**Instructions to follow**.
From the listing below, pull out all lines with "screenshot" in them.

-*-

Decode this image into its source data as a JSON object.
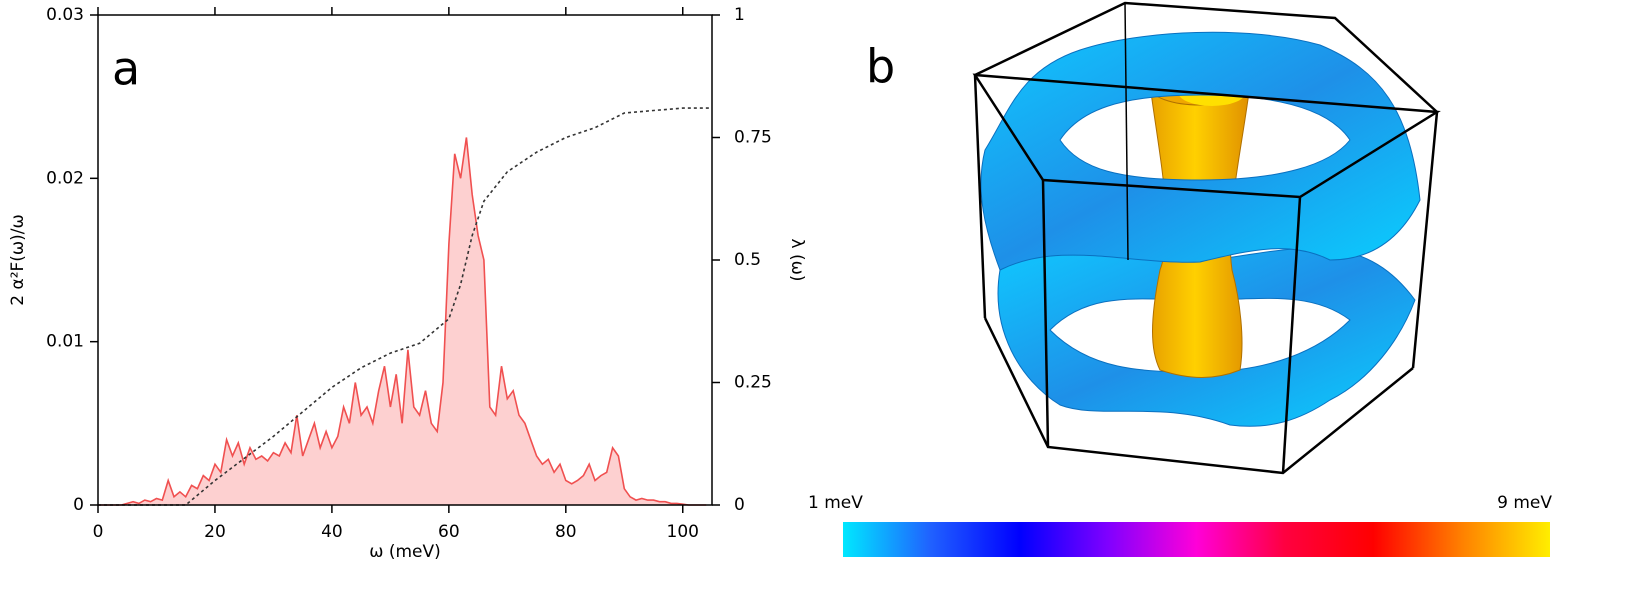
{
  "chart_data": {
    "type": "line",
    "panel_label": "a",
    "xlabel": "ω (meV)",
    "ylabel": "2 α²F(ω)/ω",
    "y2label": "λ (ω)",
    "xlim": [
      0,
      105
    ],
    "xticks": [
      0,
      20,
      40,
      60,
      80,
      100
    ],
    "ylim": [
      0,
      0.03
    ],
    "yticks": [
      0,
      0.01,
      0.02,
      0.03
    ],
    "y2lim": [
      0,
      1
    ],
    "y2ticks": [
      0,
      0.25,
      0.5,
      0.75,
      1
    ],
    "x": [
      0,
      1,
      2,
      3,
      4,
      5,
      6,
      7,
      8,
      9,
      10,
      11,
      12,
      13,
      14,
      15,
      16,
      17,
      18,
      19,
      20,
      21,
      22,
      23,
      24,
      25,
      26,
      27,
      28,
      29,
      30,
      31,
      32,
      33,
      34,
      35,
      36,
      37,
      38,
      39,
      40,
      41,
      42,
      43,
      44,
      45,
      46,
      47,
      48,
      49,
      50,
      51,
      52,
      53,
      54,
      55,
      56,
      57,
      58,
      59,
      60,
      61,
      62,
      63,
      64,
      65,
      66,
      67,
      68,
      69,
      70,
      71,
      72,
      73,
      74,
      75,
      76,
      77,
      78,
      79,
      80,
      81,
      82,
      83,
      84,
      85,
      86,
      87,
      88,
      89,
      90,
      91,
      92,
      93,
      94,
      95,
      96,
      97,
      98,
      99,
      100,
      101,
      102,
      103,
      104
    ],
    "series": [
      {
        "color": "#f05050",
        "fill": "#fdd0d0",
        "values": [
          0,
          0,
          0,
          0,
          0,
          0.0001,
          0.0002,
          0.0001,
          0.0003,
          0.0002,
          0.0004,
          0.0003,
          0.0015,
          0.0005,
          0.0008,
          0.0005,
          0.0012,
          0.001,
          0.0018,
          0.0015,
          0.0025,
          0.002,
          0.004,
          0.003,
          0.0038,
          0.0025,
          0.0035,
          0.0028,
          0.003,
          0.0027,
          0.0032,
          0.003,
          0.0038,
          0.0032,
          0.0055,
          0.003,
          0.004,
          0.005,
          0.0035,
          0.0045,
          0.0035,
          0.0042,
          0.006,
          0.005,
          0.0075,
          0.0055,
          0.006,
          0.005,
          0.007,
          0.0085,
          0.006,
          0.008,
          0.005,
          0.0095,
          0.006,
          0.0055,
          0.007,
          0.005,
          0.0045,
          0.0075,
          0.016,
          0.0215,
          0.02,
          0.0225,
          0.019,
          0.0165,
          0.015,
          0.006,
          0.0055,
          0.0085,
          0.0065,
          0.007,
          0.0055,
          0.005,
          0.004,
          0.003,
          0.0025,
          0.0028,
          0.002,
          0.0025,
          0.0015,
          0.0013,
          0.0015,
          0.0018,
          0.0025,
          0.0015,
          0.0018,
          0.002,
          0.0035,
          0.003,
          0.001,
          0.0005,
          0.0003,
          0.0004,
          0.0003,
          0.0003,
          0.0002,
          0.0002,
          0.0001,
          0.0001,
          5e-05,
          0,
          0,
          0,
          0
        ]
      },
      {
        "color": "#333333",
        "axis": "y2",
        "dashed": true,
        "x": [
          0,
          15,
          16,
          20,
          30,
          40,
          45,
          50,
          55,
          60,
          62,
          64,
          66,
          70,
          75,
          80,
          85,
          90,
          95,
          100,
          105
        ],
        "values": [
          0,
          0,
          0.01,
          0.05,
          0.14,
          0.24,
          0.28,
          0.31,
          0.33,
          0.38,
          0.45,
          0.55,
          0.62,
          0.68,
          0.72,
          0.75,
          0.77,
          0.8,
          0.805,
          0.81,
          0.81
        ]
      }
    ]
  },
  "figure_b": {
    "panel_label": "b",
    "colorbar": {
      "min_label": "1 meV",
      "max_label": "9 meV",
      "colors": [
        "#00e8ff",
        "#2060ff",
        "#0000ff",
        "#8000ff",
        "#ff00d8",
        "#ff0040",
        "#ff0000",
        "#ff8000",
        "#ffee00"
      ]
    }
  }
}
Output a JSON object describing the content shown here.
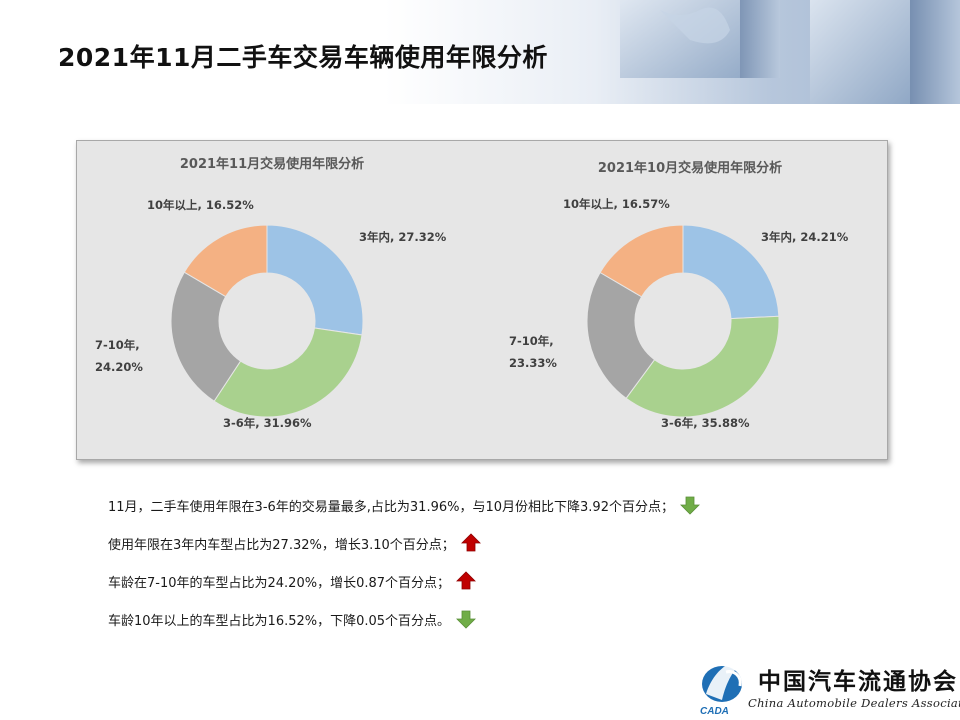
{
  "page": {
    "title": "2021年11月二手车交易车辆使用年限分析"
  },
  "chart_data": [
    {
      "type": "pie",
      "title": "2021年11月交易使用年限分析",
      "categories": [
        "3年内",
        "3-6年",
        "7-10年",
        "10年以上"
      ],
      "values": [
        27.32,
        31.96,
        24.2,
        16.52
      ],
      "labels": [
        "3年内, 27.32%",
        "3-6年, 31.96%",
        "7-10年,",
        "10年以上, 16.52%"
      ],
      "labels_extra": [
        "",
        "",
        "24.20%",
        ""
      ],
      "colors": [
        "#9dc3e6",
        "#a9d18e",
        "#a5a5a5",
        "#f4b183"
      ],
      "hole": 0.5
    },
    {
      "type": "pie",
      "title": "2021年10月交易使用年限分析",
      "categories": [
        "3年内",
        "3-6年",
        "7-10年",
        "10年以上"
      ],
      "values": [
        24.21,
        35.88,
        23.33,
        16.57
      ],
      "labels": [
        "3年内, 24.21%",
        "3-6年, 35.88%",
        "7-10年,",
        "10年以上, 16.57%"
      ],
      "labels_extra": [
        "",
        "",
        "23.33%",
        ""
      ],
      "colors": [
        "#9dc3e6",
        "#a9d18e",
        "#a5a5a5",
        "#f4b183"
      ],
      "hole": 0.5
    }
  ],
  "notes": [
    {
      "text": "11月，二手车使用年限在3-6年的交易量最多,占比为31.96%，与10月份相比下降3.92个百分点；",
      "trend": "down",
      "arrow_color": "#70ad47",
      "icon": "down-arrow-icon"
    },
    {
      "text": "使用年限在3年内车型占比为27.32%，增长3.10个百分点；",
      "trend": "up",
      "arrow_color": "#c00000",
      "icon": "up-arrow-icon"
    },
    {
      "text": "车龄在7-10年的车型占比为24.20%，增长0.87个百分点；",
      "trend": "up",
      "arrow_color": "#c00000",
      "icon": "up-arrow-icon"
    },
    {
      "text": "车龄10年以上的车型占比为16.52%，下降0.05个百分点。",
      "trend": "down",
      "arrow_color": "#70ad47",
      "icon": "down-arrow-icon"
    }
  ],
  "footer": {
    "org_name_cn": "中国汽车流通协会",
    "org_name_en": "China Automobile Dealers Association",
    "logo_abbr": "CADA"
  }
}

-*-

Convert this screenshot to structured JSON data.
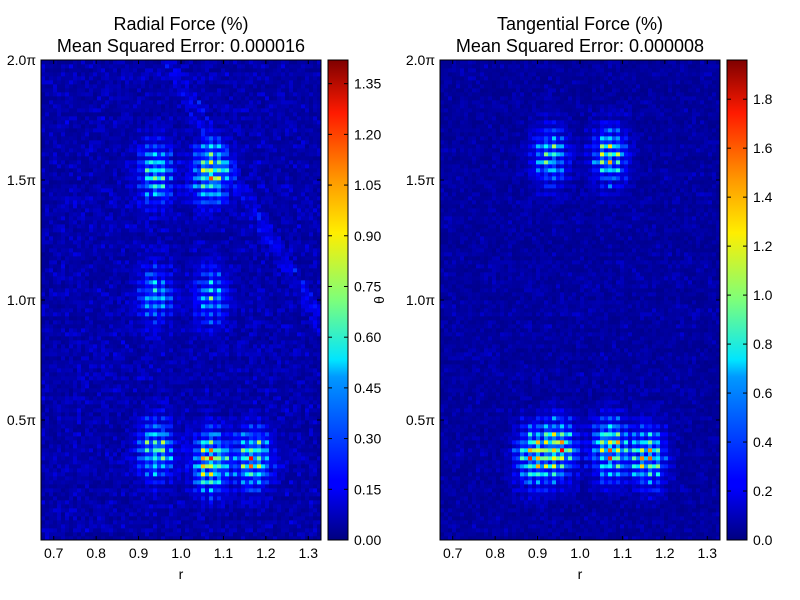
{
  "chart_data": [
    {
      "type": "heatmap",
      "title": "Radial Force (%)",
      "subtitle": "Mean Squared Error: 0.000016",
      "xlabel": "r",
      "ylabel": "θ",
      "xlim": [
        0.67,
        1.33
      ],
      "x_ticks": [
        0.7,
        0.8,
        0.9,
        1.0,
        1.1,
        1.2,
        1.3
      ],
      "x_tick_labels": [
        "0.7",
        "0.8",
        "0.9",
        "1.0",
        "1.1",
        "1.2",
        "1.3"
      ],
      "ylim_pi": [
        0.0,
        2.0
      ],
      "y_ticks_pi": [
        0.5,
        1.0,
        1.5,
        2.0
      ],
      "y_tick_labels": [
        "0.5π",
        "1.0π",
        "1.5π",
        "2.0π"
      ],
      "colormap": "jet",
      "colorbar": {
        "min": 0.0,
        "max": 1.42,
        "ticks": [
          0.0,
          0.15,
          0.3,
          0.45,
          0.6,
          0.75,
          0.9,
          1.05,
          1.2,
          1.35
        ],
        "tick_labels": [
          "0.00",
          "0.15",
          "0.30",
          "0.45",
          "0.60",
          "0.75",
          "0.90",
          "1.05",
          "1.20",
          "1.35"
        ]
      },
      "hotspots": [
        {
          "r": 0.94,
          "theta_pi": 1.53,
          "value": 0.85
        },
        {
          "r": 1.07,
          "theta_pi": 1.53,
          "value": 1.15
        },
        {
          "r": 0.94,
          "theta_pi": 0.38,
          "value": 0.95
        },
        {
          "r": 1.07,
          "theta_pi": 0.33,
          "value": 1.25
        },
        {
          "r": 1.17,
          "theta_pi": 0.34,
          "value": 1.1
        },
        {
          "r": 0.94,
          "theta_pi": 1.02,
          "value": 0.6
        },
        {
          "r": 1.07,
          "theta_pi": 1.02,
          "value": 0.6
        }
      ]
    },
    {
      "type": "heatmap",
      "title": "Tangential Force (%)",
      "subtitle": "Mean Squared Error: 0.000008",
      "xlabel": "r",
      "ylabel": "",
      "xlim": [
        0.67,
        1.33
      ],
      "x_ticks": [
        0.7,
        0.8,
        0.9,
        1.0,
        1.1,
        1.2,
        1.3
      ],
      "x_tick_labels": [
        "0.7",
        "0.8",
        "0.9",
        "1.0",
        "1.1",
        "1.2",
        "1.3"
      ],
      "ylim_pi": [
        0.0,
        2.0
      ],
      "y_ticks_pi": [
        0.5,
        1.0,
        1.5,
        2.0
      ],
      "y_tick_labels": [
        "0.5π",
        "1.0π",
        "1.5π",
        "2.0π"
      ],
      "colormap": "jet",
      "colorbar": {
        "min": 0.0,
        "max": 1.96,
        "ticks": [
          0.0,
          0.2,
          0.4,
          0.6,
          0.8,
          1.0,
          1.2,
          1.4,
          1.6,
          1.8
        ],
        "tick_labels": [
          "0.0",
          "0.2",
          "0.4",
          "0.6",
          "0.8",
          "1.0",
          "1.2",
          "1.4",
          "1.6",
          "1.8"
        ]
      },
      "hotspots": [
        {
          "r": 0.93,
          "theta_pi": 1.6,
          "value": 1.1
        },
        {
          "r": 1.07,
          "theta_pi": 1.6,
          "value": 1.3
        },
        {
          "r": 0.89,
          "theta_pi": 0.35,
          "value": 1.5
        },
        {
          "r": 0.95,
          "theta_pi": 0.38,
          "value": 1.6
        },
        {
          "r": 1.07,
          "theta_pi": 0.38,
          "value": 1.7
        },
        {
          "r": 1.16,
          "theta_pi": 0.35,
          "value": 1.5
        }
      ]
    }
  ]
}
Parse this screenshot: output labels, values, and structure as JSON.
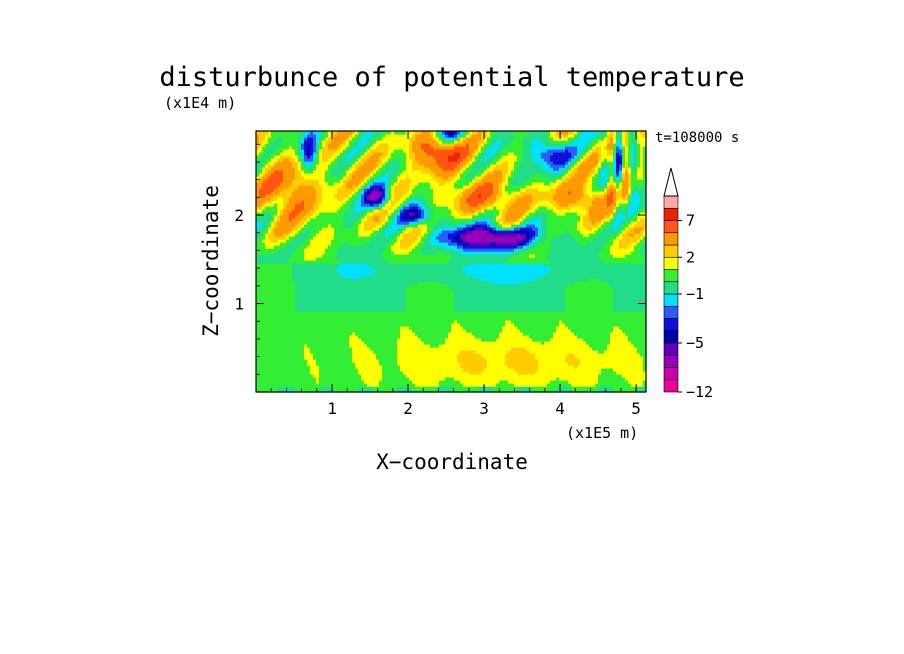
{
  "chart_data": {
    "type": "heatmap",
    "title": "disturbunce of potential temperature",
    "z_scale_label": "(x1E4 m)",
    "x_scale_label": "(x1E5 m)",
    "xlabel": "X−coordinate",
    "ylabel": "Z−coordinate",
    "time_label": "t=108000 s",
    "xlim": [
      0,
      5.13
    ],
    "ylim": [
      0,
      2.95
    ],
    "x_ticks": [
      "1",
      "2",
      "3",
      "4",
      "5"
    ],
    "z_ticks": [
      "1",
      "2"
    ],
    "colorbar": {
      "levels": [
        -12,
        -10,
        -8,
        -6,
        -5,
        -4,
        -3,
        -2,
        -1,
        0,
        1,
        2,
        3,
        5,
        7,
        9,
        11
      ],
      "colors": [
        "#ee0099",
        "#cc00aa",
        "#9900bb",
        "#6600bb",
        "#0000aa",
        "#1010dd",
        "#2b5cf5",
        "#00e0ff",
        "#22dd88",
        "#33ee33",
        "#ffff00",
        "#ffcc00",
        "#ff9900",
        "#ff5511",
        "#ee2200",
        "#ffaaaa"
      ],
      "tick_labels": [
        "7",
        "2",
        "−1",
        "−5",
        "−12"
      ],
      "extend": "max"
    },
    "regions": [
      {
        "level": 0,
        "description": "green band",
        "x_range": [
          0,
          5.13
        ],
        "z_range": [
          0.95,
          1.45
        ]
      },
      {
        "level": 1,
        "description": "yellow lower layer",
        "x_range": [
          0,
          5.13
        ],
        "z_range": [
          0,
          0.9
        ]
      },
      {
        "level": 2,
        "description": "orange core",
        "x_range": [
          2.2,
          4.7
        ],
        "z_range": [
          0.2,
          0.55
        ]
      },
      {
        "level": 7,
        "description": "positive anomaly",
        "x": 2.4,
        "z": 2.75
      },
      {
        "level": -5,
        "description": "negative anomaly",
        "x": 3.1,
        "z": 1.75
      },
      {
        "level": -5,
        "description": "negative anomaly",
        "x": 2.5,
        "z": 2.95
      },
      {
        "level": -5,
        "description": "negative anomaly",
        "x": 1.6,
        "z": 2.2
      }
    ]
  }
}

-*-

**Task answer**.
Convert this screenshot to structured JSON data.
Parse this screenshot: output labels, values, and structure as JSON.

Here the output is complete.